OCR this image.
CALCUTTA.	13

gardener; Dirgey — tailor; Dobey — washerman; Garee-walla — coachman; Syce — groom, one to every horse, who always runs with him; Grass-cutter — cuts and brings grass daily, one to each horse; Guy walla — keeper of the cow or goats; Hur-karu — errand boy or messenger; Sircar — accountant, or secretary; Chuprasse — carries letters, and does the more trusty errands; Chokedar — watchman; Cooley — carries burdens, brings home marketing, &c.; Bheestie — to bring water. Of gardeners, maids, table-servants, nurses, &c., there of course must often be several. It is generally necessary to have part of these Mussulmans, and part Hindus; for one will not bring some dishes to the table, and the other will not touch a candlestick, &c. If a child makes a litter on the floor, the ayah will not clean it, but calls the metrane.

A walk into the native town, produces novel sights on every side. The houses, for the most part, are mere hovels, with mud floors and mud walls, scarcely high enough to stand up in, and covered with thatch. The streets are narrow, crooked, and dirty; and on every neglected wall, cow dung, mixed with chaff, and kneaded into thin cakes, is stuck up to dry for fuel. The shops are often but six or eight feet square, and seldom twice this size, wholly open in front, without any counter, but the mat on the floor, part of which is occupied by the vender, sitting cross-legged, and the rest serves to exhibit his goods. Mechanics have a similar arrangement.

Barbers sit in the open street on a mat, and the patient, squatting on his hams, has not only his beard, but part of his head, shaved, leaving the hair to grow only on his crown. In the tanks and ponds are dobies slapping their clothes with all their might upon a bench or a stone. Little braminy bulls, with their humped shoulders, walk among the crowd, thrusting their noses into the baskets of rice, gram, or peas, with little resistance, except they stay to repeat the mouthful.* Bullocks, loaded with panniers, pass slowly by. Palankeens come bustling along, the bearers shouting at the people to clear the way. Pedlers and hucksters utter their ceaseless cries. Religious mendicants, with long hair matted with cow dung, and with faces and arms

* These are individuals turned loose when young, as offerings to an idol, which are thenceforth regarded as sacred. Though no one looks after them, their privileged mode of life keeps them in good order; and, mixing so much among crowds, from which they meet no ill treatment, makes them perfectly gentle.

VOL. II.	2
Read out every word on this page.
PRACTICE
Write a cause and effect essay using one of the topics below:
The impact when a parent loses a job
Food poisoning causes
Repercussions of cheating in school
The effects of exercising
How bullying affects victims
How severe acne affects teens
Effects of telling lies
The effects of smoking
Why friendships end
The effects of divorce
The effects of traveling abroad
-.-.-
**GIVEN REQUEST:** Print every line of the records exactly. Omit nothing.

**FULL RESPONSE:**
OCR this image.
CALCUTTA.	13

gardener; Dirgey — tailor; Dobey — washerman; Garee-walla — coachman; Syce — groom, one to every horse, who always runs with him; Grass-cutter — cuts and brings grass daily, one to each horse; Guy walla — keeper of the cow or goats; Hur-karu — errand boy or messenger; Sircar — accountant, or secretary; Chuprasse — carries letters, and does the more trusty errands; Chokedar — watchman; Cooley — carries burdens, brings home marketing, &c.; Bheestie — to bring water. Of gardeners, maids, table-servants, nurses, &c., there of course must often be several. It is generally necessary to have part of these Mussulmans, and part Hindus; for one will not bring some dishes to the table, and the other will not touch a candlestick, &c. If a child makes a litter on the floor, the ayah will not clean it, but calls the metrane.

A walk into the native town, produces novel sights on every side. The houses, for the most part, are mere hovels, with mud floors and mud walls, scarcely high enough to stand up in, and covered with thatch. The streets are narrow, crooked, and dirty; and on every neglected wall, cow dung, mixed with chaff, and kneaded into thin cakes, is stuck up to dry for fuel. The shops are often but six or eight feet square, and seldom twice this size, wholly open in front, without any counter, but the mat on the floor, part of which is occupied by the vender, sitting cross-legged, and the rest serves to exhibit his goods. Mechanics have a similar arrangement.

Barbers sit in the open street on a mat, and the patient, squatting on his hams, has not only his beard, but part of his head, shaved, leaving the hair to grow only on his crown. In the tanks and ponds are dobies slapping their clothes with all their might upon a bench or a stone. Little braminy bulls, with their humped shoulders, walk among the crowd, thrusting their noses into the baskets of rice, gram, or peas, with little resistance, except they stay to repeat the mouthful.* Bullocks, loaded with panniers, pass slowly by. Palankeens come bustling along, the bearers shouting at the people to clear the way. Pedlers and hucksters utter their ceaseless cries. Religious mendicants, with long hair matted with cow dung, and with faces and arms

* These are individuals turned loose when young, as offerings to an idol, which are thenceforth regarded as sacred. Though no one looks after them, their privileged mode of life keeps them in good order; and, mixing so much among crowds, from which they meet no ill treatment, makes them perfectly gentle.

VOL. II.	2
Read out every word on this page.
PRACTICE
Write a cause and effect essay using one of the topics below:
The impact when a parent loses a job
Food poisoning causes
Repercussions of cheating in school
The effects of exercising
How bullying affects victims
How severe acne affects teens
Effects of telling lies
The effects of smoking
Why friendships end
The effects of divorce
The effects of traveling abroad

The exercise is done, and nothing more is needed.